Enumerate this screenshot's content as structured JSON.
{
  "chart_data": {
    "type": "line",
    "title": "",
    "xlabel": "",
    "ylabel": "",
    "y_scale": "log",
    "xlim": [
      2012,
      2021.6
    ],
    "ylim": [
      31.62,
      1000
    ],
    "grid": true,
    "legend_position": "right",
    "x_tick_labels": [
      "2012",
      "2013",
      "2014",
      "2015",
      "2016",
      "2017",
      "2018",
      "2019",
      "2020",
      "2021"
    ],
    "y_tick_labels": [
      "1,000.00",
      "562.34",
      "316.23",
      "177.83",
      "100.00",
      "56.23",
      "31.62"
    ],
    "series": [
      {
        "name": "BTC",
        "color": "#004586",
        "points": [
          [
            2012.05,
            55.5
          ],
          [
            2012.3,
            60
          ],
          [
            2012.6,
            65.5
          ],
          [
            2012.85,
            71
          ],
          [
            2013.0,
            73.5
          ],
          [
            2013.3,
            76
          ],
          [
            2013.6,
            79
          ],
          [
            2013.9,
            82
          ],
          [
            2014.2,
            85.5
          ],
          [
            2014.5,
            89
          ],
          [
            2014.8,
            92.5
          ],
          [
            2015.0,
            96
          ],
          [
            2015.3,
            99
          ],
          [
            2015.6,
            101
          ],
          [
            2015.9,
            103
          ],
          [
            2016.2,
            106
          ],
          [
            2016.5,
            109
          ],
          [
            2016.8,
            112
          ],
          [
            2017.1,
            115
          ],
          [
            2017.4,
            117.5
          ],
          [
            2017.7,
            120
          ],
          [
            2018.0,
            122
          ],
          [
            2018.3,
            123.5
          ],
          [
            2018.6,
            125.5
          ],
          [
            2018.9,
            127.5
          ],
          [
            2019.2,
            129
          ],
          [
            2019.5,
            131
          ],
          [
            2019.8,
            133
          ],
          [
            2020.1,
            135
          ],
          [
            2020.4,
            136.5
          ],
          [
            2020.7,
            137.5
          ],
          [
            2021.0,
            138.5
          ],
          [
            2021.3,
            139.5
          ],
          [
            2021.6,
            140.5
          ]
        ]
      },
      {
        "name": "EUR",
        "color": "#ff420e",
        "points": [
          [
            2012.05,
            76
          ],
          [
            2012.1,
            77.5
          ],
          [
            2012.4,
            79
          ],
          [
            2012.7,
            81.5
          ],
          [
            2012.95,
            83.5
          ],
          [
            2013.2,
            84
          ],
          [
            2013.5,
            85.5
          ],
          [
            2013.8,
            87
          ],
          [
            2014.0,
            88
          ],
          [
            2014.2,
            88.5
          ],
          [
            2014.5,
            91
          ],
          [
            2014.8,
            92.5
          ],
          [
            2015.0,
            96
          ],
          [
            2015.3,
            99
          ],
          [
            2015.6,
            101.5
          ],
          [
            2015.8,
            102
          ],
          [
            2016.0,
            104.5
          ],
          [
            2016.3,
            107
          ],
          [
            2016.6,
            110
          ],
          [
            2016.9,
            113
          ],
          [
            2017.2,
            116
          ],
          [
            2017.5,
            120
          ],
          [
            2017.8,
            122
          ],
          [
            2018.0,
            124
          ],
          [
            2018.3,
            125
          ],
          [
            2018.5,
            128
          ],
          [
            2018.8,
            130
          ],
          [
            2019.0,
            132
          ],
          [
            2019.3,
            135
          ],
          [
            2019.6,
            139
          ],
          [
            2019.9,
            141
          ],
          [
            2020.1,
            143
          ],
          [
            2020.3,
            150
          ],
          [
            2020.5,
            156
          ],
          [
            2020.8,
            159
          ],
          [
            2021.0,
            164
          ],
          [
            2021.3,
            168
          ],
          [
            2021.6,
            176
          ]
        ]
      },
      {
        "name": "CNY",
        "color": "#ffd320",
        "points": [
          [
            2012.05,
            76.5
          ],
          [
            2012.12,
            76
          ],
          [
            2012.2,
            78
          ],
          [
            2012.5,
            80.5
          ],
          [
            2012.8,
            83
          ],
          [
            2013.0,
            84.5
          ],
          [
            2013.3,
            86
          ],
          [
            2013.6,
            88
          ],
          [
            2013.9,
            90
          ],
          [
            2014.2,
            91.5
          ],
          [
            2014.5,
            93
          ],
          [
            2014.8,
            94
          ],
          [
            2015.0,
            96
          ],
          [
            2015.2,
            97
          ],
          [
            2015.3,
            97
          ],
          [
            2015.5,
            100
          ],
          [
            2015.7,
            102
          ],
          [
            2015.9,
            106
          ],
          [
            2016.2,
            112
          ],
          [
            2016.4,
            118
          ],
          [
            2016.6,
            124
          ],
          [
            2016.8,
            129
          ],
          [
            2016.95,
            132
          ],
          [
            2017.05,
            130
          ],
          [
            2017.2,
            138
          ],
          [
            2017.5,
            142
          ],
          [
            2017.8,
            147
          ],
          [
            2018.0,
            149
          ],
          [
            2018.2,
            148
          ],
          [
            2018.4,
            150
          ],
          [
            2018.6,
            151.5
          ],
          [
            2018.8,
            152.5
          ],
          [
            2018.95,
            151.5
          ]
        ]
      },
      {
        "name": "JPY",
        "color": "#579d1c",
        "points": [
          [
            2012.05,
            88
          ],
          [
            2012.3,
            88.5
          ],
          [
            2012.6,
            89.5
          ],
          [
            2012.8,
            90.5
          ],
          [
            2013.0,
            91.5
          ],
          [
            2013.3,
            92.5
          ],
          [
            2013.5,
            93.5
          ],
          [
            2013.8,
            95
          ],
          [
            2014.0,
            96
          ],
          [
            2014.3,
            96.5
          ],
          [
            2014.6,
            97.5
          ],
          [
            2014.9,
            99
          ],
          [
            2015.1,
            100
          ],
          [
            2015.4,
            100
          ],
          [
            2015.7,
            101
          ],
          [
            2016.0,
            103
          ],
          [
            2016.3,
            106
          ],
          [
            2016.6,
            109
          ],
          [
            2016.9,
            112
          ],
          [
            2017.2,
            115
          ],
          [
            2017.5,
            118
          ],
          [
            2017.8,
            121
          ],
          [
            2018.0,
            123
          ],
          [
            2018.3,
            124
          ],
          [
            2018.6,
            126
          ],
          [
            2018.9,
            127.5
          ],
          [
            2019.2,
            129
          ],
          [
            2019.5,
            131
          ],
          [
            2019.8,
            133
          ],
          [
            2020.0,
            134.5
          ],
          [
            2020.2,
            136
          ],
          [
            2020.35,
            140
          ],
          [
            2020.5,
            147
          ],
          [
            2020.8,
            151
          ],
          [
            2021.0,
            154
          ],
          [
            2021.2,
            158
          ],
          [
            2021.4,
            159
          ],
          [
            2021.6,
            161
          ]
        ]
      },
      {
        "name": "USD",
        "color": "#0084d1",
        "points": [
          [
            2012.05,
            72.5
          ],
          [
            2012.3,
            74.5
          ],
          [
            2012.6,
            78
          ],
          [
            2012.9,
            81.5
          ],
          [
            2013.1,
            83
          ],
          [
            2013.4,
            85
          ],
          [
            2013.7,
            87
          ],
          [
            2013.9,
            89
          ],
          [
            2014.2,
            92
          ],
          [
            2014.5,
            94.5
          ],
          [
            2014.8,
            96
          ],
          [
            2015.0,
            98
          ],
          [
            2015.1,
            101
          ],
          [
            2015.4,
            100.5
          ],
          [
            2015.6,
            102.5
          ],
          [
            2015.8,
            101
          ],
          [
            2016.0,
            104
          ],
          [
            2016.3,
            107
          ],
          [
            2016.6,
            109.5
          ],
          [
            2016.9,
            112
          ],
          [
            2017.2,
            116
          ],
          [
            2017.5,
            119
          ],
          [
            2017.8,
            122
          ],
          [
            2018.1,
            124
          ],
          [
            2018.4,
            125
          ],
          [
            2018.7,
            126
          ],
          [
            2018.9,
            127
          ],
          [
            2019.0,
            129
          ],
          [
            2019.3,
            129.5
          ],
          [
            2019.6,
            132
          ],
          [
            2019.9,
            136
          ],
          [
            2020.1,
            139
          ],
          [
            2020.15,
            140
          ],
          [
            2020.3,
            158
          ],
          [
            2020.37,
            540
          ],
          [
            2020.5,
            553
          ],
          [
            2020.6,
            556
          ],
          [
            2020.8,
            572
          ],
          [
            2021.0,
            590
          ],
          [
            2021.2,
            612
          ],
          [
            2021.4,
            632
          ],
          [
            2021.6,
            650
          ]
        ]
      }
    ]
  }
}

^^^^

Your goal
Look through the entries above; copy every line holding the string "color".

Completed task
        "color": "#004586",
        "color": "#ff420e",
        "color": "#ffd320",
        "color": "#579d1c",
        "color": "#0084d1",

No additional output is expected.